+++ Material provided +++

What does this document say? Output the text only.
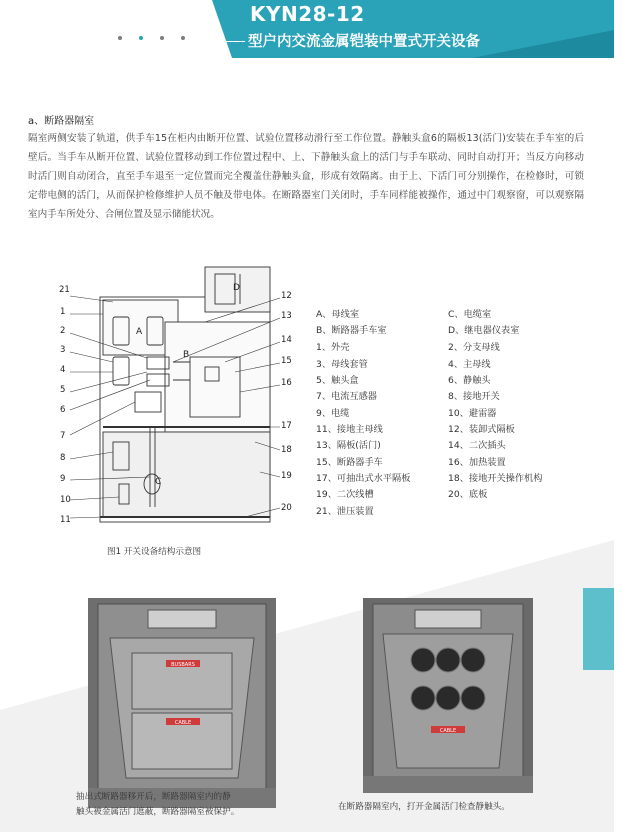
KYN28-12
型户内交流金属铠装中置式开关设备
a、断路器隔室
隔室两侧安装了轨道，供手车15在柜内由断开位置、试验位置移动滑行至工作位置。静触头盒6的隔板13(活门)安装在手车室的后壁后。当手车从断开位置、试验位置移动到工作位置过程中、上、下静触头盒上的活门与手车联动、同时自动打开；当反方向移动时活门则自动闭合，直至手车退至一定位置而完全覆盖住静触头盒，形成有效隔离。由于上、下活门可分别操作，在检修时，可锁定带电侧的活门，从而保护检修维护人员不触及带电体。在断路器室门关闭时，手车同样能被操作，通过中门观察窗，可以观察隔室内手车所处分、合闸位置及显示储能状况。
A
B
C
D
21
1
2
3
4
5
6
7
8
9
10
11
12
13
14
15
16
17
18
19
20
图1 开关设备结构示意图
A、母线室	C、电缆室
B、断路器手车室	D、继电器仪表室
1、外壳	2、分支母线
3、母线套管	4、主母线
5、触头盒	6、静触头
7、电流互感器	8、接地开关
9、电缆	10、避雷器
11、接地主母线	12、装卸式隔板
13、隔板(活门)	14、二次插头
15、断路器手车	16、加热装置
17、可抽出式水平隔板	18、接地开关操作机构
19、二次线槽	20、底板
21、泄压装置
BUSBARS
CABLE
抽出式断路器移开后，断路器隔室内的静
触头被金属活门遮蔽，断路器隔室被保护。
CABLE
在断路器隔室内，打开金属活门检查静触头。
高压开关设备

+++

Each record must be quoted in full and exactly. Do not include the pictures.

What does this document say? Output the text only.
KYN28-12
型户内交流金属铠装中置式开关设备
a、断路器隔室
隔室两侧安装了轨道，供手车15在柜内由断开位置、试验位置移动滑行至工作位置。静触头盒6的隔板13(活门)安装在手车室的后壁后。当手车从断开位置、试验位置移动到工作位置过程中、上、下静触头盒上的活门与手车联动、同时自动打开；当反方向移动时活门则自动闭合，直至手车退至一定位置而完全覆盖住静触头盒，形成有效隔离。由于上、下活门可分别操作，在检修时，可锁定带电侧的活门，从而保护检修维护人员不触及带电体。在断路器室门关闭时，手车同样能被操作，通过中门观察窗，可以观察隔室内手车所处分、合闸位置及显示储能状况。
A
B
C
D
21
1
2
3
4
5
6
7
8
9
10
11
12
13
14
15
16
17
18
19
20
图1 开关设备结构示意图
A、母线室	C、电缆室
B、断路器手车室	D、继电器仪表室
1、外壳	2、分支母线
3、母线套管	4、主母线
5、触头盒	6、静触头
7、电流互感器	8、接地开关
9、电缆	10、避雷器
11、接地主母线	12、装卸式隔板
13、隔板(活门)	14、二次插头
15、断路器手车	16、加热装置
17、可抽出式水平隔板	18、接地开关操作机构
19、二次线槽	20、底板
21、泄压装置
BUSBARS
CABLE
抽出式断路器移开后，断路器隔室内的静
触头被金属活门遮蔽，断路器隔室被保护。
CABLE
在断路器隔室内，打开金属活门检查静触头。
高压开关设备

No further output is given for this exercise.